• Request
Return all lines where the word "Beechnut" can be found.

• Data for the task
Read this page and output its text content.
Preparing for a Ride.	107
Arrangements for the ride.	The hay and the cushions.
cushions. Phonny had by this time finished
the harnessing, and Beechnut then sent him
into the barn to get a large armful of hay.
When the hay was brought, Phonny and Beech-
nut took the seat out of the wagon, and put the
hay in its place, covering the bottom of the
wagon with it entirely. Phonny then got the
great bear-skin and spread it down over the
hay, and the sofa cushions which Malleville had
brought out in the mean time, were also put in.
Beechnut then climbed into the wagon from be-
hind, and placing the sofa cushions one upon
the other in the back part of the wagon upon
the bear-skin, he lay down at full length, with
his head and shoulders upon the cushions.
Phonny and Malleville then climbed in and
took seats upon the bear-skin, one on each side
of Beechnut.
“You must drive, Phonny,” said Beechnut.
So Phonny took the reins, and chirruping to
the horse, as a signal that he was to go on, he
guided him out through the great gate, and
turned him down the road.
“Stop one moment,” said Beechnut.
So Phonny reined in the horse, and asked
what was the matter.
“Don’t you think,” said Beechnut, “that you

• Task solution
the harnessing, and Beechnut then sent him
Beechnut then climbed into the wagon from be-
of Beechnut.
“You must drive, Phonny,” said Beechnut.
“Stop one moment,” said Beechnut.
“Don’t you think,” said Beechnut, “that you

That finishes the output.